● INSTRUCTIONS TO FOLLOW
Output all the data exactly. Pictures do not belong in the copy.

● ENTRIES SHOWN
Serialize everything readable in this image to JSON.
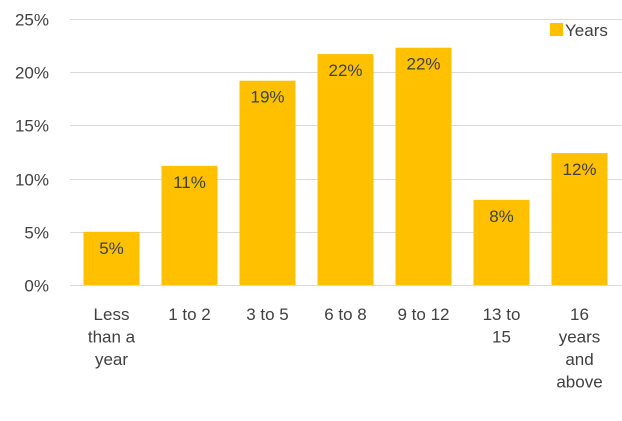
{
  "chart_data": {
    "type": "bar",
    "categories": [
      [
        "Less",
        "than a",
        "year"
      ],
      [
        "1 to 2"
      ],
      [
        "3 to 5"
      ],
      [
        "6 to 8"
      ],
      [
        "9 to 12"
      ],
      [
        "13 to",
        "15"
      ],
      [
        "16",
        "years",
        "and",
        "above"
      ]
    ],
    "series": [
      {
        "name": "Years",
        "values": [
          5,
          11,
          19,
          22,
          22,
          8,
          12
        ],
        "plotted_values": [
          5.0,
          11.2,
          19.2,
          21.7,
          22.3,
          8.0,
          12.4
        ],
        "color": "#FFC000"
      }
    ],
    "data_labels": [
      "5%",
      "11%",
      "19%",
      "22%",
      "22%",
      "8%",
      "12%"
    ],
    "y_ticks": [
      "0%",
      "5%",
      "10%",
      "15%",
      "20%",
      "25%"
    ],
    "ylim": [
      0,
      25
    ],
    "grid": true,
    "legend_position": "top-right",
    "gridline_color": "#D9D9D9",
    "text_color": "#404040"
  }
}
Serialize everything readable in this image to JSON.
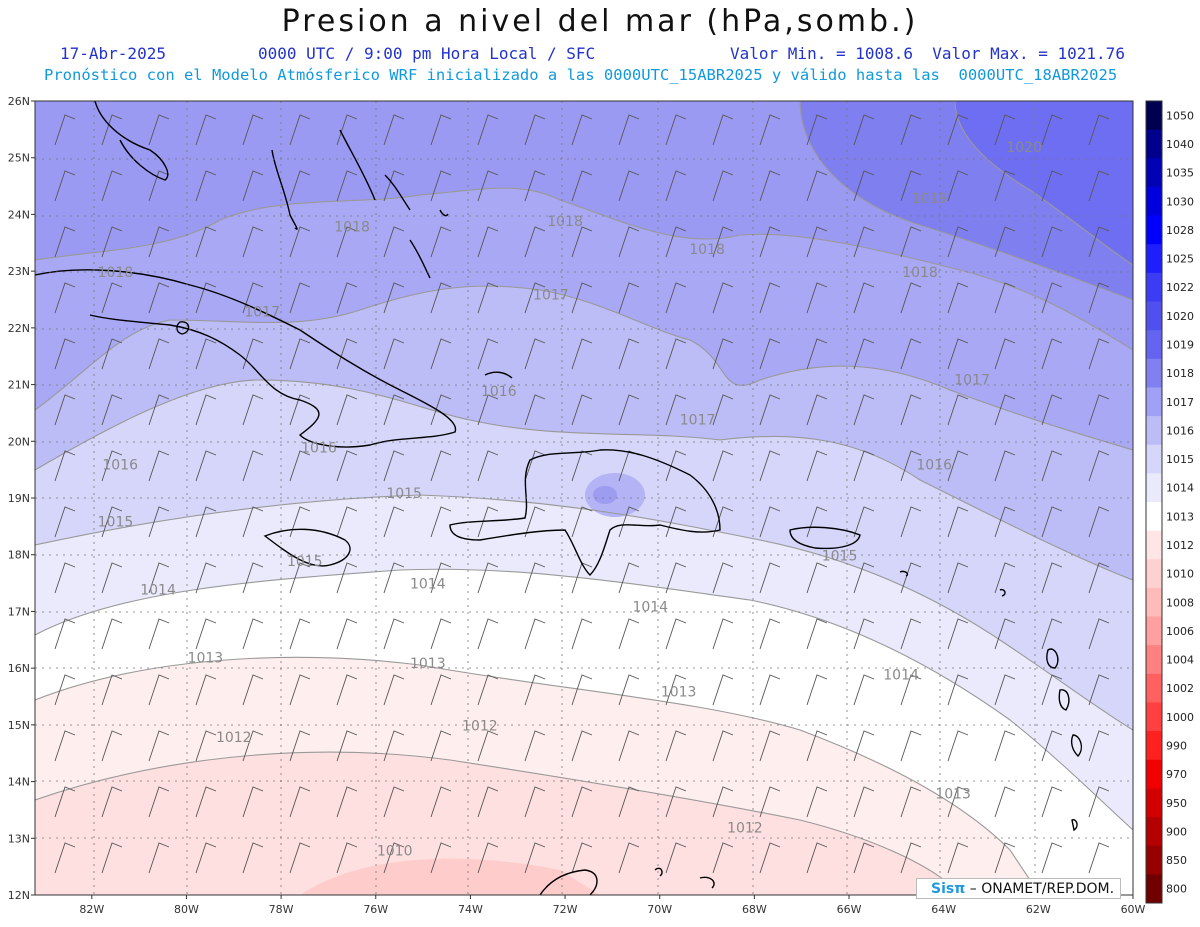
{
  "title": "Presion a nivel del mar (hPa,somb.)",
  "header": {
    "date": "17-Abr-2025",
    "time": "0000 UTC / 9:00 pm Hora Local / SFC",
    "min_max": "Valor Min. = 1008.6  Valor Max. = 1021.76",
    "model_line": "Pronóstico con el Modelo Atmósferico WRF inicializado a las 0000UTC_15ABR2025 y válido hasta las  0000UTC_18ABR2025"
  },
  "axes": {
    "lat_labels": [
      "26N",
      "25N",
      "24N",
      "23N",
      "22N",
      "21N",
      "20N",
      "19N",
      "18N",
      "17N",
      "16N",
      "15N",
      "14N",
      "13N",
      "12N"
    ],
    "lon_labels": [
      "82W",
      "80W",
      "78W",
      "76W",
      "74W",
      "72W",
      "70W",
      "68W",
      "66W",
      "64W",
      "62W",
      "60W"
    ],
    "lat_range": [
      12,
      26
    ],
    "lon_range": [
      -83.2,
      -60
    ]
  },
  "isobars": {
    "labels": [
      {
        "text": "1018",
        "lon": -76.5,
        "lat": 23.7
      },
      {
        "text": "1018",
        "lon": -81.5,
        "lat": 22.9
      },
      {
        "text": "1018",
        "lon": -72.0,
        "lat": 23.8
      },
      {
        "text": "1018",
        "lon": -69.0,
        "lat": 23.3
      },
      {
        "text": "1018",
        "lon": -64.5,
        "lat": 22.9
      },
      {
        "text": "1019",
        "lon": -64.3,
        "lat": 24.2
      },
      {
        "text": "1020",
        "lon": -62.3,
        "lat": 25.1
      },
      {
        "text": "1017",
        "lon": -78.4,
        "lat": 22.2
      },
      {
        "text": "1017",
        "lon": -72.3,
        "lat": 22.5
      },
      {
        "text": "1017",
        "lon": -63.4,
        "lat": 21.0
      },
      {
        "text": "1017",
        "lon": -69.2,
        "lat": 20.3
      },
      {
        "text": "1016",
        "lon": -73.4,
        "lat": 20.8
      },
      {
        "text": "1016",
        "lon": -77.2,
        "lat": 19.8
      },
      {
        "text": "1016",
        "lon": -81.4,
        "lat": 19.5
      },
      {
        "text": "1016",
        "lon": -64.2,
        "lat": 19.5
      },
      {
        "text": "1015",
        "lon": -81.5,
        "lat": 18.5
      },
      {
        "text": "1015",
        "lon": -75.4,
        "lat": 19.0
      },
      {
        "text": "1015",
        "lon": -77.5,
        "lat": 17.8
      },
      {
        "text": "1015",
        "lon": -66.2,
        "lat": 17.9
      },
      {
        "text": "1014",
        "lon": -80.6,
        "lat": 17.3
      },
      {
        "text": "1014",
        "lon": -74.9,
        "lat": 17.4
      },
      {
        "text": "1014",
        "lon": -70.2,
        "lat": 17.0
      },
      {
        "text": "1014",
        "lon": -64.9,
        "lat": 15.8
      },
      {
        "text": "1013",
        "lon": -79.6,
        "lat": 16.1
      },
      {
        "text": "1013",
        "lon": -74.9,
        "lat": 16.0
      },
      {
        "text": "1013",
        "lon": -69.6,
        "lat": 15.5
      },
      {
        "text": "1013",
        "lon": -63.8,
        "lat": 13.7
      },
      {
        "text": "1012",
        "lon": -79.0,
        "lat": 14.7
      },
      {
        "text": "1012",
        "lon": -73.8,
        "lat": 14.9
      },
      {
        "text": "1012",
        "lon": -68.2,
        "lat": 13.1
      },
      {
        "text": "1010",
        "lon": -75.6,
        "lat": 12.7
      }
    ]
  },
  "colorbar": {
    "levels": [
      "1050",
      "1040",
      "1035",
      "1030",
      "1028",
      "1025",
      "1022",
      "1020",
      "1019",
      "1018",
      "1017",
      "1016",
      "1015",
      "1014",
      "1013",
      "1012",
      "1010",
      "1008",
      "1006",
      "1004",
      "1002",
      "1000",
      "990",
      "970",
      "950",
      "900",
      "850",
      "800"
    ],
    "colors": [
      "#000050",
      "#00008c",
      "#0000b4",
      "#0000dc",
      "#0000ff",
      "#1e1eff",
      "#3c3cf5",
      "#5050f0",
      "#6464f0",
      "#8080f2",
      "#a0a0f5",
      "#bcbcf7",
      "#d6d6fa",
      "#eaeafc",
      "#ffffff",
      "#ffe6e6",
      "#ffd0d0",
      "#ffbaba",
      "#ffa0a0",
      "#ff8080",
      "#ff6060",
      "#ff4040",
      "#ff2020",
      "#f00000",
      "#d20000",
      "#b40000",
      "#960000",
      "#700000"
    ]
  },
  "watermark": {
    "brand": "Sisπ",
    "text": "– ONAMET/REP.DOM."
  }
}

● EXPECTED ANSWER
Serialize everything readable in this image to JSON.
{
  "chart_data": {
    "type": "bar",
    "categories": [
      [
        "Less",
        "than a",
        "year"
      ],
      [
        "1 to 2"
      ],
      [
        "3 to 5"
      ],
      [
        "6 to 8"
      ],
      [
        "9 to 12"
      ],
      [
        "13 to",
        "15"
      ],
      [
        "16",
        "years",
        "and",
        "above"
      ]
    ],
    "series": [
      {
        "name": "Years",
        "values": [
          5,
          11,
          19,
          22,
          22,
          8,
          12
        ],
        "plotted_values": [
          5.0,
          11.2,
          19.2,
          21.7,
          22.3,
          8.0,
          12.4
        ],
        "color": "#FFC000"
      }
    ],
    "data_labels": [
      "5%",
      "11%",
      "19%",
      "22%",
      "22%",
      "8%",
      "12%"
    ],
    "y_ticks": [
      "0%",
      "5%",
      "10%",
      "15%",
      "20%",
      "25%"
    ],
    "ylim": [
      0,
      25
    ],
    "grid": true,
    "legend_position": "top-right",
    "gridline_color": "#D9D9D9",
    "text_color": "#404040"
  }
}
Serialize everything readable in this image to JSON.
{
  "title": "Presion a nivel del mar (hPa,somb.)",
  "header": {
    "date": "17-Abr-2025",
    "time": "0000 UTC / 9:00 pm Hora Local / SFC",
    "min_max": "Valor Min. = 1008.6  Valor Max. = 1021.76",
    "model_line": "Pronóstico con el Modelo Atmósferico WRF inicializado a las 0000UTC_15ABR2025 y válido hasta las  0000UTC_18ABR2025"
  },
  "axes": {
    "lat_labels": [
      "26N",
      "25N",
      "24N",
      "23N",
      "22N",
      "21N",
      "20N",
      "19N",
      "18N",
      "17N",
      "16N",
      "15N",
      "14N",
      "13N",
      "12N"
    ],
    "lon_labels": [
      "82W",
      "80W",
      "78W",
      "76W",
      "74W",
      "72W",
      "70W",
      "68W",
      "66W",
      "64W",
      "62W",
      "60W"
    ],
    "lat_range": [
      12,
      26
    ],
    "lon_range": [
      -83.2,
      -60
    ]
  },
  "isobars": {
    "labels": [
      {
        "text": "1018",
        "lon": -76.5,
        "lat": 23.7
      },
      {
        "text": "1018",
        "lon": -81.5,
        "lat": 22.9
      },
      {
        "text": "1018",
        "lon": -72.0,
        "lat": 23.8
      },
      {
        "text": "1018",
        "lon": -69.0,
        "lat": 23.3
      },
      {
        "text": "1018",
        "lon": -64.5,
        "lat": 22.9
      },
      {
        "text": "1019",
        "lon": -64.3,
        "lat": 24.2
      },
      {
        "text": "1020",
        "lon": -62.3,
        "lat": 25.1
      },
      {
        "text": "1017",
        "lon": -78.4,
        "lat": 22.2
      },
      {
        "text": "1017",
        "lon": -72.3,
        "lat": 22.5
      },
      {
        "text": "1017",
        "lon": -63.4,
        "lat": 21.0
      },
      {
        "text": "1017",
        "lon": -69.2,
        "lat": 20.3
      },
      {
        "text": "1016",
        "lon": -73.4,
        "lat": 20.8
      },
      {
        "text": "1016",
        "lon": -77.2,
        "lat": 19.8
      },
      {
        "text": "1016",
        "lon": -81.4,
        "lat": 19.5
      },
      {
        "text": "1016",
        "lon": -64.2,
        "lat": 19.5
      },
      {
        "text": "1015",
        "lon": -81.5,
        "lat": 18.5
      },
      {
        "text": "1015",
        "lon": -75.4,
        "lat": 19.0
      },
      {
        "text": "1015",
        "lon": -77.5,
        "lat": 17.8
      },
      {
        "text": "1015",
        "lon": -66.2,
        "lat": 17.9
      },
      {
        "text": "1014",
        "lon": -80.6,
        "lat": 17.3
      },
      {
        "text": "1014",
        "lon": -74.9,
        "lat": 17.4
      },
      {
        "text": "1014",
        "lon": -70.2,
        "lat": 17.0
      },
      {
        "text": "1014",
        "lon": -64.9,
        "lat": 15.8
      },
      {
        "text": "1013",
        "lon": -79.6,
        "lat": 16.1
      },
      {
        "text": "1013",
        "lon": -74.9,
        "lat": 16.0
      },
      {
        "text": "1013",
        "lon": -69.6,
        "lat": 15.5
      },
      {
        "text": "1013",
        "lon": -63.8,
        "lat": 13.7
      },
      {
        "text": "1012",
        "lon": -79.0,
        "lat": 14.7
      },
      {
        "text": "1012",
        "lon": -73.8,
        "lat": 14.9
      },
      {
        "text": "1012",
        "lon": -68.2,
        "lat": 13.1
      },
      {
        "text": "1010",
        "lon": -75.6,
        "lat": 12.7
      }
    ]
  },
  "colorbar": {
    "levels": [
      "1050",
      "1040",
      "1035",
      "1030",
      "1028",
      "1025",
      "1022",
      "1020",
      "1019",
      "1018",
      "1017",
      "1016",
      "1015",
      "1014",
      "1013",
      "1012",
      "1010",
      "1008",
      "1006",
      "1004",
      "1002",
      "1000",
      "990",
      "970",
      "950",
      "900",
      "850",
      "800"
    ],
    "colors": [
      "#000050",
      "#00008c",
      "#0000b4",
      "#0000dc",
      "#0000ff",
      "#1e1eff",
      "#3c3cf5",
      "#5050f0",
      "#6464f0",
      "#8080f2",
      "#a0a0f5",
      "#bcbcf7",
      "#d6d6fa",
      "#eaeafc",
      "#ffffff",
      "#ffe6e6",
      "#ffd0d0",
      "#ffbaba",
      "#ffa0a0",
      "#ff8080",
      "#ff6060",
      "#ff4040",
      "#ff2020",
      "#f00000",
      "#d20000",
      "#b40000",
      "#960000",
      "#700000"
    ]
  },
  "watermark": {
    "brand": "Sisπ",
    "text": "– ONAMET/REP.DOM."
  }
}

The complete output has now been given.